### Short exercise
State only the number of lines that include "Summarized".

### Supplied records
▼

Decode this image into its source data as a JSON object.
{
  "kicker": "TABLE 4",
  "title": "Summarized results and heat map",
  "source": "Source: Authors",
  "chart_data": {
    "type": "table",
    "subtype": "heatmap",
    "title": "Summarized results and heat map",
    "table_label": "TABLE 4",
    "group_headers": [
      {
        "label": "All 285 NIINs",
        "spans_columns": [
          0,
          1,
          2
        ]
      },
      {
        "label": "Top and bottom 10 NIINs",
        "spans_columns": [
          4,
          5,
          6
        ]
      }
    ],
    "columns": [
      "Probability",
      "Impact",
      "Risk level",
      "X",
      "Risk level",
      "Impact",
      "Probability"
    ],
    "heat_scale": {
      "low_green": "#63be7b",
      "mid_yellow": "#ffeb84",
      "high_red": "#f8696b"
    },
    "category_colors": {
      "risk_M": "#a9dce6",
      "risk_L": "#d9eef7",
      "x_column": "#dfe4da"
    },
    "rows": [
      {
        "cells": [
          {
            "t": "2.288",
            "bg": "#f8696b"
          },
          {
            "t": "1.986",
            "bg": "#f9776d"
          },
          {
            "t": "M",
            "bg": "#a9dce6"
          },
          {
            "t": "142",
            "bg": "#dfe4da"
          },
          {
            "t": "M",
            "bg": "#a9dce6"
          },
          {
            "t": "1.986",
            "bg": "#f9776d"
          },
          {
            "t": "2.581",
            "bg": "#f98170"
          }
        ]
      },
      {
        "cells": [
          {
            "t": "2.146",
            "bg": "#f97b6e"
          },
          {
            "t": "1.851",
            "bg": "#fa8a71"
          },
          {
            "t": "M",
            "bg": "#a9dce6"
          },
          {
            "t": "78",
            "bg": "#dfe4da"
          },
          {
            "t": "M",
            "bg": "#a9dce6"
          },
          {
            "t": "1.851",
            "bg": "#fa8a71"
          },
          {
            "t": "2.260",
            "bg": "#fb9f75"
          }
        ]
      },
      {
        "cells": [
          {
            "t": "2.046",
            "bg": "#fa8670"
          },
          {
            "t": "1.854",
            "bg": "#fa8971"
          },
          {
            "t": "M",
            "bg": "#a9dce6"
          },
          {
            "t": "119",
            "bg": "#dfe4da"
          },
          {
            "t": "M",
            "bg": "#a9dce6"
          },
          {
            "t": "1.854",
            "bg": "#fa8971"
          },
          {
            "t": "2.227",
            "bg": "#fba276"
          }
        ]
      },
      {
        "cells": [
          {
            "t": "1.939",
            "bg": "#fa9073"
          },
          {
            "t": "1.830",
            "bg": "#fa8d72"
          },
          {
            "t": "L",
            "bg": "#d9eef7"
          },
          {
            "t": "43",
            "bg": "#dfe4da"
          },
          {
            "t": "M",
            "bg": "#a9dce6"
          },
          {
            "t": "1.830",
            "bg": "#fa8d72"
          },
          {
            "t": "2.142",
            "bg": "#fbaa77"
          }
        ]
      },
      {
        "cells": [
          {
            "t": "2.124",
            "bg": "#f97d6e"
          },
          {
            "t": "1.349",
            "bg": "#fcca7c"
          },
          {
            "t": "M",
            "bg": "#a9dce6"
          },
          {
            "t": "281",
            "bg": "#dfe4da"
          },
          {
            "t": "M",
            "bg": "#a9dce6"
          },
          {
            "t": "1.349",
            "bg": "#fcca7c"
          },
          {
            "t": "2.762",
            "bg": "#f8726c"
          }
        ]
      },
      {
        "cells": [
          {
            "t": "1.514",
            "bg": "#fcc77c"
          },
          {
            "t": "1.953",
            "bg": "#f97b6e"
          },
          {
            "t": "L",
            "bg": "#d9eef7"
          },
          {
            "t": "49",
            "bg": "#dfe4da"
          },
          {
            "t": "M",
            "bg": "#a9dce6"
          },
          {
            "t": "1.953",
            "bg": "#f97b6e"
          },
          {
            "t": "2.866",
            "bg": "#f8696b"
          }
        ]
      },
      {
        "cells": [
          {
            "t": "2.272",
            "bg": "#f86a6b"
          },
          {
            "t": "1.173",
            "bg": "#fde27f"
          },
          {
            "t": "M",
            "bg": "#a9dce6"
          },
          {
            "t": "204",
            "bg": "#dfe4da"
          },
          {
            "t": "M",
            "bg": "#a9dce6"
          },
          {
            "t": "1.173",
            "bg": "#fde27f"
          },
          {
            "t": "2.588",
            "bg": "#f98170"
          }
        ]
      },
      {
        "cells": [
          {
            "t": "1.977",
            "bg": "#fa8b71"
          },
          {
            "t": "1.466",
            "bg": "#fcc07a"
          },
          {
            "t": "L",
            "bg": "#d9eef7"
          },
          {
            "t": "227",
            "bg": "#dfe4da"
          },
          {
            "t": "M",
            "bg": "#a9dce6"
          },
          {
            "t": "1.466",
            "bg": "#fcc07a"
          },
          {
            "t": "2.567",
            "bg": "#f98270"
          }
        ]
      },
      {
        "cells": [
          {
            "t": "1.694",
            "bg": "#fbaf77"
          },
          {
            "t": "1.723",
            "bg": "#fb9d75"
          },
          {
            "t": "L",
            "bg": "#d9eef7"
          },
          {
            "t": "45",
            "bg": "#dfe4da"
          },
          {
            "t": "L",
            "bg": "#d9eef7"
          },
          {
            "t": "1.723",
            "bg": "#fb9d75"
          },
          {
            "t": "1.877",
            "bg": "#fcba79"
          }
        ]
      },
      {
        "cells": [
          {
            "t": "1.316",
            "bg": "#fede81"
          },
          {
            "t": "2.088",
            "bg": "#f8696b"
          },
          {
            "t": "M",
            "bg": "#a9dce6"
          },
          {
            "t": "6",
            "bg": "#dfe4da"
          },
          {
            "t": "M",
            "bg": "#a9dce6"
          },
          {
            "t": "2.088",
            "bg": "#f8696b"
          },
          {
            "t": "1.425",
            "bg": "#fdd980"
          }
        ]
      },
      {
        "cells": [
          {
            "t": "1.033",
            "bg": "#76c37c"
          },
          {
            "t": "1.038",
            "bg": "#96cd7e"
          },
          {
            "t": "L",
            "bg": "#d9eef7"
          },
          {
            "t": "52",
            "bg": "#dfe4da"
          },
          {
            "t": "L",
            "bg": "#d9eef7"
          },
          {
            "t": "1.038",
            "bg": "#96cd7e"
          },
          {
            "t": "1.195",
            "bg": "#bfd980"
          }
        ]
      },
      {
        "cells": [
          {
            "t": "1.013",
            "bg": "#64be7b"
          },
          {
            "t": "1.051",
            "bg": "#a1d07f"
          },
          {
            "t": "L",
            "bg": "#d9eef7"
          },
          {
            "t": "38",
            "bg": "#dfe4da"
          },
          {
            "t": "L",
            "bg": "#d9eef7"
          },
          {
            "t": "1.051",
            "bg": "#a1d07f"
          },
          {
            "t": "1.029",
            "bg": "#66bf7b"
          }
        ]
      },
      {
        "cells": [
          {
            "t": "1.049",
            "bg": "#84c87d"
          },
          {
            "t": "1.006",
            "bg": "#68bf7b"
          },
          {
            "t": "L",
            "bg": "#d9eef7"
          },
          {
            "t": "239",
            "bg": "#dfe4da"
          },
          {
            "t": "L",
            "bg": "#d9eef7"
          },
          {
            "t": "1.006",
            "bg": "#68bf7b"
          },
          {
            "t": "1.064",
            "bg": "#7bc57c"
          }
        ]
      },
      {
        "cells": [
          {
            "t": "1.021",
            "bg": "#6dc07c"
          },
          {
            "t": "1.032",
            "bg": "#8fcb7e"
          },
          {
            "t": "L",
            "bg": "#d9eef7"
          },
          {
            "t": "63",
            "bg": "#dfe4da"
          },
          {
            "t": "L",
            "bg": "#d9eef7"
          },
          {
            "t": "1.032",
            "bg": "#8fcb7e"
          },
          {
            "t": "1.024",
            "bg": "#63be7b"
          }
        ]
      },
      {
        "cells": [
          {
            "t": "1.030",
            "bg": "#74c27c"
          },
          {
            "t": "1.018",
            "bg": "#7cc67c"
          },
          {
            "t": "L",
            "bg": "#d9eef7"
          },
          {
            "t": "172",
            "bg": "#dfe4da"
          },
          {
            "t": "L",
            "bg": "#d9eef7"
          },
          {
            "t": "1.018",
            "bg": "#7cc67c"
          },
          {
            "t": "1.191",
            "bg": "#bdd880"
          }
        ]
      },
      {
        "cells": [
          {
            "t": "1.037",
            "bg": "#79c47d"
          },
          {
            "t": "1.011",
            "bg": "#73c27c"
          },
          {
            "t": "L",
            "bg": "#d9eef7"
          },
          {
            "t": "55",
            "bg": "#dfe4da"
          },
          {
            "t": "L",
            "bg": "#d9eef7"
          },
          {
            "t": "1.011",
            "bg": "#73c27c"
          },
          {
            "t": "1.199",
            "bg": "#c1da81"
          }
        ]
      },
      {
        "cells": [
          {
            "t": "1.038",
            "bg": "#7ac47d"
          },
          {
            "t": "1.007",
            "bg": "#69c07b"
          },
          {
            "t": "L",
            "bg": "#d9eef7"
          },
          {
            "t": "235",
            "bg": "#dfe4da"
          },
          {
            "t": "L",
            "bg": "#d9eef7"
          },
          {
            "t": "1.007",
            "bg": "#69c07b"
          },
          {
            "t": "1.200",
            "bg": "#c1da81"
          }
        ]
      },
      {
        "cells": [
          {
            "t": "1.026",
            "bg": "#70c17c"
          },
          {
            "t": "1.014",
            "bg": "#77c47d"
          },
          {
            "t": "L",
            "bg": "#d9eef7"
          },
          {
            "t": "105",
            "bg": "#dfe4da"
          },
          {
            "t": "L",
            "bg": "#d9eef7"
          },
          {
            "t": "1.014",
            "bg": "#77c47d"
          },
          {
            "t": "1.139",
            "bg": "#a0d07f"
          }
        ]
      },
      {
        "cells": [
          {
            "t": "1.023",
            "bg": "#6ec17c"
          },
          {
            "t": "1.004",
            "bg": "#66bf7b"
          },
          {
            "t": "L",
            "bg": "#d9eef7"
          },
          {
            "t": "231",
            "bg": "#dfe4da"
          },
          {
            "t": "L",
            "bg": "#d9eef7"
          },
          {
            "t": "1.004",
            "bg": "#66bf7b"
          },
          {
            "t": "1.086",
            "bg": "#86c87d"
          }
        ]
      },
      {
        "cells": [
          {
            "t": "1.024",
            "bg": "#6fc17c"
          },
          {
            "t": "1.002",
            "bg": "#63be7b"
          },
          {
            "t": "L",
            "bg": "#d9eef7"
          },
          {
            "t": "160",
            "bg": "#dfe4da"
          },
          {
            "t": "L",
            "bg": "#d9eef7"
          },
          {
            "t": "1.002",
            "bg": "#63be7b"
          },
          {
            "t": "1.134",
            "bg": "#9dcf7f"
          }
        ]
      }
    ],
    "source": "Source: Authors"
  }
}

▲

### Response below
2